• **GIVEN INSTRUCTION**
Locate the word "投稿管理" in the data below, then copy every line that holds it.
=== MATERIAL SUPPLIED ===
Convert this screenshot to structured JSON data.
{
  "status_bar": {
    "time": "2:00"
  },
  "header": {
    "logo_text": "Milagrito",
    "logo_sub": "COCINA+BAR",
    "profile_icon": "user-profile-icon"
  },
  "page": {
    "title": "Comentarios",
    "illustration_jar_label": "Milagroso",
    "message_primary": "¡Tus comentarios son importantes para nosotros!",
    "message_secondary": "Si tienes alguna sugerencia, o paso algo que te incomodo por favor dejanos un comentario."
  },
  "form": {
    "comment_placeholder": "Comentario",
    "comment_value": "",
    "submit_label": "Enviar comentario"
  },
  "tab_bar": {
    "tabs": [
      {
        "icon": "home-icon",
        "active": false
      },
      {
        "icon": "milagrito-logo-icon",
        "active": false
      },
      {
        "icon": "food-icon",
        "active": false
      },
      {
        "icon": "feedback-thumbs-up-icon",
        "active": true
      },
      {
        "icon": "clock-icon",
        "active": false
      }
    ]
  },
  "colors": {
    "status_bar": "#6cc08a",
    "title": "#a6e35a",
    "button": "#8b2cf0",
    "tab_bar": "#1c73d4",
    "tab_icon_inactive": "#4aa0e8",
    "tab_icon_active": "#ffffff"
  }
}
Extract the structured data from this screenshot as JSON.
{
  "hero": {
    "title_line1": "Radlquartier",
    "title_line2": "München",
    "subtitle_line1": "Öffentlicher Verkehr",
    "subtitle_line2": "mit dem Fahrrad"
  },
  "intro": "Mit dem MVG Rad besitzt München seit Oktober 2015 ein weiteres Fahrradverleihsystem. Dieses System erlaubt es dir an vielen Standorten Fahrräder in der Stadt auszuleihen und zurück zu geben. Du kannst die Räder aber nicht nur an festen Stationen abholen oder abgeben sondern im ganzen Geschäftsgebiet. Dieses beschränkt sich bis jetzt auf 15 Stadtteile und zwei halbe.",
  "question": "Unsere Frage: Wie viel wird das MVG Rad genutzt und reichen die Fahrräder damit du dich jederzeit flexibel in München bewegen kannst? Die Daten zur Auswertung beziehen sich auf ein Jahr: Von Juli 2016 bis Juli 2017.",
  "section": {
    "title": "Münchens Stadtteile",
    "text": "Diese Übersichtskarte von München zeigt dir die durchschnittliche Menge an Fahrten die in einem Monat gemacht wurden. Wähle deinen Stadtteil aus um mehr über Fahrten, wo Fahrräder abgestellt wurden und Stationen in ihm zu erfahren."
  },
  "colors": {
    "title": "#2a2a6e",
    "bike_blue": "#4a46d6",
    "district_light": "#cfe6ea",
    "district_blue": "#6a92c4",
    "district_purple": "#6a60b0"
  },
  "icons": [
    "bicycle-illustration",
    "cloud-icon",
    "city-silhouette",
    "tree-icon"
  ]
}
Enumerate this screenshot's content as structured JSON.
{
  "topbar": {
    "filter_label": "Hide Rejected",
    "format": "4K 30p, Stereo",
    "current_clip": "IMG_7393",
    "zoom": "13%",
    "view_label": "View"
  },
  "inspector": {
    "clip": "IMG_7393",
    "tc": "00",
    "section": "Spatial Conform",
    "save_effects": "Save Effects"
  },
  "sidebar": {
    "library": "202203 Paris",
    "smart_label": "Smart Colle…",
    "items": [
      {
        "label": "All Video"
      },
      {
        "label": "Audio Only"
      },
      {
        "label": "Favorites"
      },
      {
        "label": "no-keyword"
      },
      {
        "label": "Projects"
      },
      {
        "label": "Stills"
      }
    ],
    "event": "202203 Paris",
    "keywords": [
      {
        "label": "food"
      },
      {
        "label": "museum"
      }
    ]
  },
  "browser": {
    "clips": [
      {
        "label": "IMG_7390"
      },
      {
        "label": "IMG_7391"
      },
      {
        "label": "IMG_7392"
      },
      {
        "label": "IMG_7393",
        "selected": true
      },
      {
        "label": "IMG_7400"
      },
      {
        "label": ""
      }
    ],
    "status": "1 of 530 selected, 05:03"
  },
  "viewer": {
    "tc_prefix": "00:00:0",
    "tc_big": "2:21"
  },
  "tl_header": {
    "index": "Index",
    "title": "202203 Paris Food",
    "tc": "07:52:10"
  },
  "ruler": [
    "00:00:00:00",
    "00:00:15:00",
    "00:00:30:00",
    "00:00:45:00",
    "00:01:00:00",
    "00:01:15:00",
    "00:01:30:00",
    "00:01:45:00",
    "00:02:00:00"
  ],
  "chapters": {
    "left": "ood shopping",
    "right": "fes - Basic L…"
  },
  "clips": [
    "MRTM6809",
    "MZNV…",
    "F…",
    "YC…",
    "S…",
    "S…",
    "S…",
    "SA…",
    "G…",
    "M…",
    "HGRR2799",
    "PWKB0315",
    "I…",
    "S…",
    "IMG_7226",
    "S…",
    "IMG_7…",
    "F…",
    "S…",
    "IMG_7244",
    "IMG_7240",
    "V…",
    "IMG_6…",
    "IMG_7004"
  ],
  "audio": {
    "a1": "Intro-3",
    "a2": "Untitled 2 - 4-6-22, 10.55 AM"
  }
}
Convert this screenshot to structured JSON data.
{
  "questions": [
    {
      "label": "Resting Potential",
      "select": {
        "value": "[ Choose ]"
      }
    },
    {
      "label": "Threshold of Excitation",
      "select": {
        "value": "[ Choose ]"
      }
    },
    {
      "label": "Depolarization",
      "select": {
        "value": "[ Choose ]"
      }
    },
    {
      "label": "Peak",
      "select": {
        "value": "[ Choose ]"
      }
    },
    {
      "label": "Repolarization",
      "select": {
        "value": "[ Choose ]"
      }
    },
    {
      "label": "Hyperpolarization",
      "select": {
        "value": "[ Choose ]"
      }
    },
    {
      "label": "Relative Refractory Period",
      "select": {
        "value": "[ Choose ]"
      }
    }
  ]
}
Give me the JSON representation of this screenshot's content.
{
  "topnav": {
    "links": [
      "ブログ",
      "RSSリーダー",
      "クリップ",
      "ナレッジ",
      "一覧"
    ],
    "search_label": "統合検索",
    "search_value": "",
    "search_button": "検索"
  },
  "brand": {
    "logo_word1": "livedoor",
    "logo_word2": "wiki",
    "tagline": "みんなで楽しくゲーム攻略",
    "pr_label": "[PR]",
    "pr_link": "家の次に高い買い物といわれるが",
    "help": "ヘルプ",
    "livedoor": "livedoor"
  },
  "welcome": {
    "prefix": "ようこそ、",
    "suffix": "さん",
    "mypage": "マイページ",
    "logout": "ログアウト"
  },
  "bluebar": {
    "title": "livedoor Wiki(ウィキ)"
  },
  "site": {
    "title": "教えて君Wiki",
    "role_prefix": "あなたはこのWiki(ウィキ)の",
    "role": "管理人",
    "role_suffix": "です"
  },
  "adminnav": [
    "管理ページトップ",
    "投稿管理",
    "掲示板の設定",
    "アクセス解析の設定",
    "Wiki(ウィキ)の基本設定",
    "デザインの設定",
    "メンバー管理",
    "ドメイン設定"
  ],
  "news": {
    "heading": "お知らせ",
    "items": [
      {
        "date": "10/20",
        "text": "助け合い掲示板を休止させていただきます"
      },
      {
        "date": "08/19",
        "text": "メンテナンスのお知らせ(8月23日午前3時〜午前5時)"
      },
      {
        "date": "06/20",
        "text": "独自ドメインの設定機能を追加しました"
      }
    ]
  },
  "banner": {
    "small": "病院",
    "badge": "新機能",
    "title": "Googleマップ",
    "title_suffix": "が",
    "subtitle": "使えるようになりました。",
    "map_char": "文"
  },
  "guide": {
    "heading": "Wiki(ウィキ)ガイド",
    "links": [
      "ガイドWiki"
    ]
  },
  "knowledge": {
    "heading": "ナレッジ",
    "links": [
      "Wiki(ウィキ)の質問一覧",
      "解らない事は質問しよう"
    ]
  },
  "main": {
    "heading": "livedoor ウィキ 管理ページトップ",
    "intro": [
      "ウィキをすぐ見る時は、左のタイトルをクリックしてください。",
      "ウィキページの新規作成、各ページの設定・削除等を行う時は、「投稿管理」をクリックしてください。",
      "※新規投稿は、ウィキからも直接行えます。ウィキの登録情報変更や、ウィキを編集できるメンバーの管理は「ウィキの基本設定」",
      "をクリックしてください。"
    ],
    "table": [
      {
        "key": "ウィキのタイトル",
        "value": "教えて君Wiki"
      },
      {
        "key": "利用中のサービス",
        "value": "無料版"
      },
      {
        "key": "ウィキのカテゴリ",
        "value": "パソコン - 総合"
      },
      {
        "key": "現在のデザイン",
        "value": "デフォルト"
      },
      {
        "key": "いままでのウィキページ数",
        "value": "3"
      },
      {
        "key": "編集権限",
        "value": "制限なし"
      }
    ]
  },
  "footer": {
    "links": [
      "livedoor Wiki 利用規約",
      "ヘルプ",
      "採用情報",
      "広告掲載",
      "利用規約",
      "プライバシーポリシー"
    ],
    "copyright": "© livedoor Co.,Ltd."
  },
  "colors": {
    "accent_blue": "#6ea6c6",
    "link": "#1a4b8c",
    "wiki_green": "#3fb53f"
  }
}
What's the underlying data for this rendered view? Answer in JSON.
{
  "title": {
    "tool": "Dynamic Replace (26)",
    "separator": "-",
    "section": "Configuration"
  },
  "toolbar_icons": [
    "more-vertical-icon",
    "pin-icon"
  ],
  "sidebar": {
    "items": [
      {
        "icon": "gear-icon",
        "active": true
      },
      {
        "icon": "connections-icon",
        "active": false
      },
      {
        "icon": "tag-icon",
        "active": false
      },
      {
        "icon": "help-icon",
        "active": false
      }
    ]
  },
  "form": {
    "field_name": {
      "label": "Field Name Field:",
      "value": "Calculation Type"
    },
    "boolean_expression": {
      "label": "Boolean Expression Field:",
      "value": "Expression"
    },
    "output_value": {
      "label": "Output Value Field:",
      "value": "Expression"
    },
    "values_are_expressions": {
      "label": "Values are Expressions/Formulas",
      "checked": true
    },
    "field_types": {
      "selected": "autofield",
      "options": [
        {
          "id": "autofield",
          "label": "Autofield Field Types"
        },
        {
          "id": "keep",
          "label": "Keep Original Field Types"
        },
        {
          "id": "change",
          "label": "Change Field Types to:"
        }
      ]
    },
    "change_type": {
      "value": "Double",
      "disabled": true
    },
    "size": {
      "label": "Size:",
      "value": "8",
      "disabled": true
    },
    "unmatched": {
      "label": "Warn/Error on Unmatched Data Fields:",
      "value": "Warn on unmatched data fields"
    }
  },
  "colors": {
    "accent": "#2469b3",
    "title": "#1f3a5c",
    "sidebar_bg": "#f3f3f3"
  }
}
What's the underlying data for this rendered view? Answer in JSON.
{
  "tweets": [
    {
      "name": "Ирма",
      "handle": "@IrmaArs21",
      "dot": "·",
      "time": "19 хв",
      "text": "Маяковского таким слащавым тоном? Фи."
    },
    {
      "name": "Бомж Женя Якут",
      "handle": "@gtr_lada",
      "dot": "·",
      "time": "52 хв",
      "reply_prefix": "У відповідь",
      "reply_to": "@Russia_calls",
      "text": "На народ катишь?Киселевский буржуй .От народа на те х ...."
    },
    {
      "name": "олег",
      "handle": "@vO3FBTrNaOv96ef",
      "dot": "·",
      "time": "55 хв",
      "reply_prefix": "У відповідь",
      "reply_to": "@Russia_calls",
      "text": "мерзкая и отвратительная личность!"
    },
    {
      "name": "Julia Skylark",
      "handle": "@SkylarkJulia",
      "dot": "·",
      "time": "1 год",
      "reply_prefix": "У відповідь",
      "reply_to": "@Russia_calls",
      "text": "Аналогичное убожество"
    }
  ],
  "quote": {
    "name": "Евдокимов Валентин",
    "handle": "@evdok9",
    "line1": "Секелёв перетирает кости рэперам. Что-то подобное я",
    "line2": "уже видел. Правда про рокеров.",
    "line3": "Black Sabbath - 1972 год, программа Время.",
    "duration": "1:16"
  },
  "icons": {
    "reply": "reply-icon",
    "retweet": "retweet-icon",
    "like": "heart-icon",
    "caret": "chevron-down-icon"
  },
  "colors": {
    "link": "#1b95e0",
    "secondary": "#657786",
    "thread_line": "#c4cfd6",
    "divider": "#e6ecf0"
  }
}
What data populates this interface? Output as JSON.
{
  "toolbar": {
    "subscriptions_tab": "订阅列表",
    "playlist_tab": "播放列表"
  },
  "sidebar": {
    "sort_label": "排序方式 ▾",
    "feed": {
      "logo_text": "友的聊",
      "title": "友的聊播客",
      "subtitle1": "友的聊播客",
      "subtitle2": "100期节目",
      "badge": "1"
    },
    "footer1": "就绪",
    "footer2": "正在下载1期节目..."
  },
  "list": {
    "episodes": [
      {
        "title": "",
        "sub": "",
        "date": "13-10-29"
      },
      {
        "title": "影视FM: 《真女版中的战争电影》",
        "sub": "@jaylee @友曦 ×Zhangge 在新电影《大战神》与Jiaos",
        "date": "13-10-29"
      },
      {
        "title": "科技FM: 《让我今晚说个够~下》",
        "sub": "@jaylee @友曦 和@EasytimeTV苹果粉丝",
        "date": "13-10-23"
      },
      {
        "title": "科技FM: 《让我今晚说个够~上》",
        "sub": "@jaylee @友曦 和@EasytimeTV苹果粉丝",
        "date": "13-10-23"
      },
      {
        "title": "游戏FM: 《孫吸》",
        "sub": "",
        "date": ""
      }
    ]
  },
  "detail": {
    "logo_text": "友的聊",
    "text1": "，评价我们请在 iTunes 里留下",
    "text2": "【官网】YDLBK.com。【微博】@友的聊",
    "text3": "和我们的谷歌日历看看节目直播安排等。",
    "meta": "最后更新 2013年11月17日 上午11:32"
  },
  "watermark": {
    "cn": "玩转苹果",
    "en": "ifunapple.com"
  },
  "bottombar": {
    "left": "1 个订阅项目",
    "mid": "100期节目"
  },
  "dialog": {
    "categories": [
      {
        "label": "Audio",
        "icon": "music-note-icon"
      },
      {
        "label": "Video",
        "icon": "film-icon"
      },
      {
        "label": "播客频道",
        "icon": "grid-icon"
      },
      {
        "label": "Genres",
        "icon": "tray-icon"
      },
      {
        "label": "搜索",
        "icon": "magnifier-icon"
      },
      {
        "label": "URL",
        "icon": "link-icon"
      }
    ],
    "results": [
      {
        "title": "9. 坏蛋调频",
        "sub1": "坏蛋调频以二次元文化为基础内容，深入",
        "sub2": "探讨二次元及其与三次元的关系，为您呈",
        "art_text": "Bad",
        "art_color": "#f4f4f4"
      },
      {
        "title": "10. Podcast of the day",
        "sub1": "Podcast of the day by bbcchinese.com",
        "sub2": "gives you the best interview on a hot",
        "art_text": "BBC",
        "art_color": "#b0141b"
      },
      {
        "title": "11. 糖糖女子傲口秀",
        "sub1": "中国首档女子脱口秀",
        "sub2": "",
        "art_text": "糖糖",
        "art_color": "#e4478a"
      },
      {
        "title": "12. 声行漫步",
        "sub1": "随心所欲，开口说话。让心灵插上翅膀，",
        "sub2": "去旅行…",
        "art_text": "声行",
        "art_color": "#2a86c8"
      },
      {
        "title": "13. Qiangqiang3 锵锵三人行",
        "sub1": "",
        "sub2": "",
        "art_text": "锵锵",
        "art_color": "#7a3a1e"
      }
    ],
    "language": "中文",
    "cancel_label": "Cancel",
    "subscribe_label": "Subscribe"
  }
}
===
• **RESPONSE TO THE EXERCISE**
    "投稿管理",
      "ウィキページの新規作成、各ページの設定・削除等を行う時は、「投稿管理」をクリックしてください。",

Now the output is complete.